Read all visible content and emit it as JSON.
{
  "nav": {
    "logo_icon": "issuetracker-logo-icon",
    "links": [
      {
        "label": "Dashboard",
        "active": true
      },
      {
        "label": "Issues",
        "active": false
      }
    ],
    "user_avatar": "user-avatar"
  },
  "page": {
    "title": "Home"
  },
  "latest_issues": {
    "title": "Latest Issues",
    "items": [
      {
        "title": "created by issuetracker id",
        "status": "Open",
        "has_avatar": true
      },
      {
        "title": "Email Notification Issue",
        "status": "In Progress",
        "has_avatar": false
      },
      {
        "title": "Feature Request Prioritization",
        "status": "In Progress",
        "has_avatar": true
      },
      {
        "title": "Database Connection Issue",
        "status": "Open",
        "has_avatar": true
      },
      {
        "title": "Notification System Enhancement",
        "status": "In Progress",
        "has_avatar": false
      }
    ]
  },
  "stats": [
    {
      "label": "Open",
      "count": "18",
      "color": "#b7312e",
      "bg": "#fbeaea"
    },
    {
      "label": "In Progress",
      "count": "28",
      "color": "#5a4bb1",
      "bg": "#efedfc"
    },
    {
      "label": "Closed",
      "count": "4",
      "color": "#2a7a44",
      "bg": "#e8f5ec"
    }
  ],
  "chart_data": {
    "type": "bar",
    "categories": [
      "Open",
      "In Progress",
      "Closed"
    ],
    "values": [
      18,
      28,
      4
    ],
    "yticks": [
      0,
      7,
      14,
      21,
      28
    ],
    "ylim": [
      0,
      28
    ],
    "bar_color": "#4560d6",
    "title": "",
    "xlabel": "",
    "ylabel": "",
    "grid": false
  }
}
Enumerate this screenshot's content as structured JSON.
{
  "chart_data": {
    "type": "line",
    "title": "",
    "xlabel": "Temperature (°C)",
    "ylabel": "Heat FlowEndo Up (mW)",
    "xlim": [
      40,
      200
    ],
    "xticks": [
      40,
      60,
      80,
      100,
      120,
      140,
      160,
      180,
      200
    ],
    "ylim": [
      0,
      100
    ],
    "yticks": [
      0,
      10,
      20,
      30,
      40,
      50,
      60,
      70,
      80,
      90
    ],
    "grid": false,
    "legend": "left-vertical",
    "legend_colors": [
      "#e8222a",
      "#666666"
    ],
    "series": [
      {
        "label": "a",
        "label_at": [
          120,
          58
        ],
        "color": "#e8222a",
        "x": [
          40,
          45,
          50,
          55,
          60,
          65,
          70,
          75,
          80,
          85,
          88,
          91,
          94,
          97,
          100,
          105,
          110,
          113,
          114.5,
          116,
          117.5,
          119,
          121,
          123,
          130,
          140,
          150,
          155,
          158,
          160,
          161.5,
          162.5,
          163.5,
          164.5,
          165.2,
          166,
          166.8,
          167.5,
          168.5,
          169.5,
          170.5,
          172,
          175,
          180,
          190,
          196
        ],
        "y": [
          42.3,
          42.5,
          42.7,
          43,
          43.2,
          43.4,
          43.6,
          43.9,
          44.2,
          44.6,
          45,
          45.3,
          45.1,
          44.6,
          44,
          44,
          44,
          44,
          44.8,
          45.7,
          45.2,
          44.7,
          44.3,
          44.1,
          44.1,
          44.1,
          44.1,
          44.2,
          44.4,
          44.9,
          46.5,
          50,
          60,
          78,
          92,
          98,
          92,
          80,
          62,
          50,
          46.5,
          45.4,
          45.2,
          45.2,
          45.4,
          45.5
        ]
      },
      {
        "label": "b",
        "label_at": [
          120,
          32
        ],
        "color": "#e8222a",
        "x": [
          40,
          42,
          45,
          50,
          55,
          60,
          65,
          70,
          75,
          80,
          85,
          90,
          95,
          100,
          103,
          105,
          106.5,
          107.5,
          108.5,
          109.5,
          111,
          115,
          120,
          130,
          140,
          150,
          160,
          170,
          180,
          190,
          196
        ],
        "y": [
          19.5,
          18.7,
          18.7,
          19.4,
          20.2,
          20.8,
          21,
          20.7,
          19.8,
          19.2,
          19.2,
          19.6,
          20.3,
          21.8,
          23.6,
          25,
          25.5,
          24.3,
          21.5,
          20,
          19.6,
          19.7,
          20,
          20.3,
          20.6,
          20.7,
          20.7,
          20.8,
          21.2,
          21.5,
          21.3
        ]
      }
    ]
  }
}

◆ INSTRUCTIONS FOR THE TASK ◆
Print the material above once more, exactly.

◆ THE ANSWER ◆
Read all visible content and emit it as JSON.
{
  "nav": {
    "logo_icon": "issuetracker-logo-icon",
    "links": [
      {
        "label": "Dashboard",
        "active": true
      },
      {
        "label": "Issues",
        "active": false
      }
    ],
    "user_avatar": "user-avatar"
  },
  "page": {
    "title": "Home"
  },
  "latest_issues": {
    "title": "Latest Issues",
    "items": [
      {
        "title": "created by issuetracker id",
        "status": "Open",
        "has_avatar": true
      },
      {
        "title": "Email Notification Issue",
        "status": "In Progress",
        "has_avatar": false
      },
      {
        "title": "Feature Request Prioritization",
        "status": "In Progress",
        "has_avatar": true
      },
      {
        "title": "Database Connection Issue",
        "status": "Open",
        "has_avatar": true
      },
      {
        "title": "Notification System Enhancement",
        "status": "In Progress",
        "has_avatar": false
      }
    ]
  },
  "stats": [
    {
      "label": "Open",
      "count": "18",
      "color": "#b7312e",
      "bg": "#fbeaea"
    },
    {
      "label": "In Progress",
      "count": "28",
      "color": "#5a4bb1",
      "bg": "#efedfc"
    },
    {
      "label": "Closed",
      "count": "4",
      "color": "#2a7a44",
      "bg": "#e8f5ec"
    }
  ],
  "chart_data": {
    "type": "bar",
    "categories": [
      "Open",
      "In Progress",
      "Closed"
    ],
    "values": [
      18,
      28,
      4
    ],
    "yticks": [
      0,
      7,
      14,
      21,
      28
    ],
    "ylim": [
      0,
      28
    ],
    "bar_color": "#4560d6",
    "title": "",
    "xlabel": "",
    "ylabel": "",
    "grid": false
  }
}
Enumerate this screenshot's content as structured JSON.
{
  "chart_data": {
    "type": "line",
    "title": "",
    "xlabel": "Temperature (°C)",
    "ylabel": "Heat FlowEndo Up (mW)",
    "xlim": [
      40,
      200
    ],
    "xticks": [
      40,
      60,
      80,
      100,
      120,
      140,
      160,
      180,
      200
    ],
    "ylim": [
      0,
      100
    ],
    "yticks": [
      0,
      10,
      20,
      30,
      40,
      50,
      60,
      70,
      80,
      90
    ],
    "grid": false,
    "legend": "left-vertical",
    "legend_colors": [
      "#e8222a",
      "#666666"
    ],
    "series": [
      {
        "label": "a",
        "label_at": [
          120,
          58
        ],
        "color": "#e8222a",
        "x": [
          40,
          45,
          50,
          55,
          60,
          65,
          70,
          75,
          80,
          85,
          88,
          91,
          94,
          97,
          100,
          105,
          110,
          113,
          114.5,
          116,
          117.5,
          119,
          121,
          123,
          130,
          140,
          150,
          155,
          158,
          160,
          161.5,
          162.5,
          163.5,
          164.5,
          165.2,
          166,
          166.8,
          167.5,
          168.5,
          169.5,
          170.5,
          172,
          175,
          180,
          190,
          196
        ],
        "y": [
          42.3,
          42.5,
          42.7,
          43,
          43.2,
          43.4,
          43.6,
          43.9,
          44.2,
          44.6,
          45,
          45.3,
          45.1,
          44.6,
          44,
          44,
          44,
          44,
          44.8,
          45.7,
          45.2,
          44.7,
          44.3,
          44.1,
          44.1,
          44.1,
          44.1,
          44.2,
          44.4,
          44.9,
          46.5,
          50,
          60,
          78,
          92,
          98,
          92,
          80,
          62,
          50,
          46.5,
          45.4,
          45.2,
          45.2,
          45.4,
          45.5
        ]
      },
      {
        "label": "b",
        "label_at": [
          120,
          32
        ],
        "color": "#e8222a",
        "x": [
          40,
          42,
          45,
          50,
          55,
          60,
          65,
          70,
          75,
          80,
          85,
          90,
          95,
          100,
          103,
          105,
          106.5,
          107.5,
          108.5,
          109.5,
          111,
          115,
          120,
          130,
          140,
          150,
          160,
          170,
          180,
          190,
          196
        ],
        "y": [
          19.5,
          18.7,
          18.7,
          19.4,
          20.2,
          20.8,
          21,
          20.7,
          19.8,
          19.2,
          19.2,
          19.6,
          20.3,
          21.8,
          23.6,
          25,
          25.5,
          24.3,
          21.5,
          20,
          19.6,
          19.7,
          20,
          20.3,
          20.6,
          20.7,
          20.7,
          20.8,
          21.2,
          21.5,
          21.3
        ]
      }
    ]
  }
}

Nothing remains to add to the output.